Entries from a dataset:
☆ ☆ ☆ ☆
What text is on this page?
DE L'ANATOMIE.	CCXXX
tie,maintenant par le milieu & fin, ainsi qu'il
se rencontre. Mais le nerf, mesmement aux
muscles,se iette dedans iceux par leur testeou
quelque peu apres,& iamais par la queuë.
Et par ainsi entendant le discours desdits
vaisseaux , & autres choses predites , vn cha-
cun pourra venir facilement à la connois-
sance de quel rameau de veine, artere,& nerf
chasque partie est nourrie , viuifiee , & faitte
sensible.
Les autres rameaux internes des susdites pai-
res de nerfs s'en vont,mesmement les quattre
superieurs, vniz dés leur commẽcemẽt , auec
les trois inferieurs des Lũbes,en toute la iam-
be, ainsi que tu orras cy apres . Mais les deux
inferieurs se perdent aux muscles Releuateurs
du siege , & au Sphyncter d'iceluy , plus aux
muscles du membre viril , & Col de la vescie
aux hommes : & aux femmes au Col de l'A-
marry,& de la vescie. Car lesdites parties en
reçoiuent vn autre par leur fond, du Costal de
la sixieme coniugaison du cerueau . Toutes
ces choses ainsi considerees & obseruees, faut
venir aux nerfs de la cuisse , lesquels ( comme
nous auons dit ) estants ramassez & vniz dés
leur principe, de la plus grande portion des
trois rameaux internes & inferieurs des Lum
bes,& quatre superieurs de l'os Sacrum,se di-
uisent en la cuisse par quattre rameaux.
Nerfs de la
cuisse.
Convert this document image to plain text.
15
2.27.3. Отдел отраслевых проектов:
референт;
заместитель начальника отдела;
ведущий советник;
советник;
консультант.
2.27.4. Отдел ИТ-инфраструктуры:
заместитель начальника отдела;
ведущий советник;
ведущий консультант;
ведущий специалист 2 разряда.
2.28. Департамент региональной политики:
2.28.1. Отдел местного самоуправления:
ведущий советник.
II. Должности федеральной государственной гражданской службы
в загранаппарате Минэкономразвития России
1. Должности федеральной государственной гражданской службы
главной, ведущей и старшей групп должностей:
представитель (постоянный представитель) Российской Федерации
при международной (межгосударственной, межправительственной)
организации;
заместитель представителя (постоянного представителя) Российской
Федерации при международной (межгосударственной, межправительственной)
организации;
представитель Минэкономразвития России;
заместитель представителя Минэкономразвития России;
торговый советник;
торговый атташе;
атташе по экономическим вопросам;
☆ ☆ ☆ ☆
→ DESCRIPTION OF THE TASK
Write out each line of the data above again, exactly as given.

→ FINISHED ANSWER
What text is on this page?
DE L'ANATOMIE.	CCXXX
tie,maintenant par le milieu & fin, ainsi qu'il
se rencontre. Mais le nerf, mesmement aux
muscles,se iette dedans iceux par leur testeou
quelque peu apres,& iamais par la queuë.
Et par ainsi entendant le discours desdits
vaisseaux , & autres choses predites , vn cha-
cun pourra venir facilement à la connois-
sance de quel rameau de veine, artere,& nerf
chasque partie est nourrie , viuifiee , & faitte
sensible.
Les autres rameaux internes des susdites pai-
res de nerfs s'en vont,mesmement les quattre
superieurs, vniz dés leur commẽcemẽt , auec
les trois inferieurs des Lũbes,en toute la iam-
be, ainsi que tu orras cy apres . Mais les deux
inferieurs se perdent aux muscles Releuateurs
du siege , & au Sphyncter d'iceluy , plus aux
muscles du membre viril , & Col de la vescie
aux hommes : & aux femmes au Col de l'A-
marry,& de la vescie. Car lesdites parties en
reçoiuent vn autre par leur fond, du Costal de
la sixieme coniugaison du cerueau . Toutes
ces choses ainsi considerees & obseruees, faut
venir aux nerfs de la cuisse , lesquels ( comme
nous auons dit ) estants ramassez & vniz dés
leur principe, de la plus grande portion des
trois rameaux internes & inferieurs des Lum
bes,& quatre superieurs de l'os Sacrum,se di-
uisent en la cuisse par quattre rameaux.
Nerfs de la
cuisse.
Convert this document image to plain text.
15
2.27.3. Отдел отраслевых проектов:
референт;
заместитель начальника отдела;
ведущий советник;
советник;
консультант.
2.27.4. Отдел ИТ-инфраструктуры:
заместитель начальника отдела;
ведущий советник;
ведущий консультант;
ведущий специалист 2 разряда.
2.28. Департамент региональной политики:
2.28.1. Отдел местного самоуправления:
ведущий советник.
II. Должности федеральной государственной гражданской службы
в загранаппарате Минэкономразвития России
1. Должности федеральной государственной гражданской службы
главной, ведущей и старшей групп должностей:
представитель (постоянный представитель) Российской Федерации
при международной (межгосударственной, межправительственной)
организации;
заместитель представителя (постоянного представителя) Российской
Федерации при международной (межгосударственной, межправительственной)
организации;
представитель Минэкономразвития России;
заместитель представителя Минэкономразвития России;
торговый советник;
торговый атташе;
атташе по экономическим вопросам;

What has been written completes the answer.